Task goal: Set down every record once more, exactly as given.
──────────
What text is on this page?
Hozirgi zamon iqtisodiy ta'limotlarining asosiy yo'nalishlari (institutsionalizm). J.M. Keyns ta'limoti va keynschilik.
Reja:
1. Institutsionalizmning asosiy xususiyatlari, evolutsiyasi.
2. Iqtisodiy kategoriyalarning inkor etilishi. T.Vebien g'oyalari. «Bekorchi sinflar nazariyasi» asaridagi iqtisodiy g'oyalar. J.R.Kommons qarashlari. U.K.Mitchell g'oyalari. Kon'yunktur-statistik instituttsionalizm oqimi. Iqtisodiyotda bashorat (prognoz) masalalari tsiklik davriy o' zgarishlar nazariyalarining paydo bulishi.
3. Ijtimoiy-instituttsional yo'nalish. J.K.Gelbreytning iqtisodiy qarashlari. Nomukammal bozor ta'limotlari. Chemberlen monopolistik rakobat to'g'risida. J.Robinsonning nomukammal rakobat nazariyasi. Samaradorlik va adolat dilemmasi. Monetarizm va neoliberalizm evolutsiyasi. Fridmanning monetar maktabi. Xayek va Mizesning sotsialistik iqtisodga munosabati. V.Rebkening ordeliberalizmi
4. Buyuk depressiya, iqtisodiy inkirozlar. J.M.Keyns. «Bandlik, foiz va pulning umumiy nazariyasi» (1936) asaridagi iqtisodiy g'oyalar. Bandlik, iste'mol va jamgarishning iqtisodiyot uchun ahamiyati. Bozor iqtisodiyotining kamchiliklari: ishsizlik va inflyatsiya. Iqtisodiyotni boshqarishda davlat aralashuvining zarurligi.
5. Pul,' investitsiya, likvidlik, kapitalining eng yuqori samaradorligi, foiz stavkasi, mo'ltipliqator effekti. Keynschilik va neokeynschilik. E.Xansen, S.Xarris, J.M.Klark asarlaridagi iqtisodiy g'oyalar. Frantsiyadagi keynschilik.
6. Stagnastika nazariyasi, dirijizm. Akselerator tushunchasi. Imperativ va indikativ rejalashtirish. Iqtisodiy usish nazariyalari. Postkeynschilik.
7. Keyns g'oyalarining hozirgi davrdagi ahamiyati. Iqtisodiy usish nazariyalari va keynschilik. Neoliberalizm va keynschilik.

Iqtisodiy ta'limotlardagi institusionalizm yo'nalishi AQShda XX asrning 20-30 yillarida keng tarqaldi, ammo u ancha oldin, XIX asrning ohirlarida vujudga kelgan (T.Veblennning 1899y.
──────────
Answer in full:
What text is on this page?
Hozirgi zamon iqtisodiy ta'limotlarining asosiy yo'nalishlari (institutsionalizm). J.M. Keyns ta'limoti va keynschilik.
Reja:
1. Institutsionalizmning asosiy xususiyatlari, evolutsiyasi.
2. Iqtisodiy kategoriyalarning inkor etilishi. T.Vebien g'oyalari. «Bekorchi sinflar nazariyasi» asaridagi iqtisodiy g'oyalar. J.R.Kommons qarashlari. U.K.Mitchell g'oyalari. Kon'yunktur-statistik instituttsionalizm oqimi. Iqtisodiyotda bashorat (prognoz) masalalari tsiklik davriy o' zgarishlar nazariyalarining paydo bulishi.
3. Ijtimoiy-instituttsional yo'nalish. J.K.Gelbreytning iqtisodiy qarashlari. Nomukammal bozor ta'limotlari. Chemberlen monopolistik rakobat to'g'risida. J.Robinsonning nomukammal rakobat nazariyasi. Samaradorlik va adolat dilemmasi. Monetarizm va neoliberalizm evolutsiyasi. Fridmanning monetar maktabi. Xayek va Mizesning sotsialistik iqtisodga munosabati. V.Rebkening ordeliberalizmi
4. Buyuk depressiya, iqtisodiy inkirozlar. J.M.Keyns. «Bandlik, foiz va pulning umumiy nazariyasi» (1936) asaridagi iqtisodiy g'oyalar. Bandlik, iste'mol va jamgarishning iqtisodiyot uchun ahamiyati. Bozor iqtisodiyotining kamchiliklari: ishsizlik va inflyatsiya. Iqtisodiyotni boshqarishda davlat aralashuvining zarurligi.
5. Pul,' investitsiya, likvidlik, kapitalining eng yuqori samaradorligi, foiz stavkasi, mo'ltipliqator effekti. Keynschilik va neokeynschilik. E.Xansen, S.Xarris, J.M.Klark asarlaridagi iqtisodiy g'oyalar. Frantsiyadagi keynschilik.
6. Stagnastika nazariyasi, dirijizm. Akselerator tushunchasi. Imperativ va indikativ rejalashtirish. Iqtisodiy usish nazariyalari. Postkeynschilik.
7. Keyns g'oyalarining hozirgi davrdagi ahamiyati. Iqtisodiy usish nazariyalari va keynschilik. Neoliberalizm va keynschilik.

Iqtisodiy ta'limotlardagi institusionalizm yo'nalishi AQShda XX asrning 20-30 yillarida keng tarqaldi, ammo u ancha oldin, XIX asrning ohirlarida vujudga kelgan (T.Veblennning 1899y.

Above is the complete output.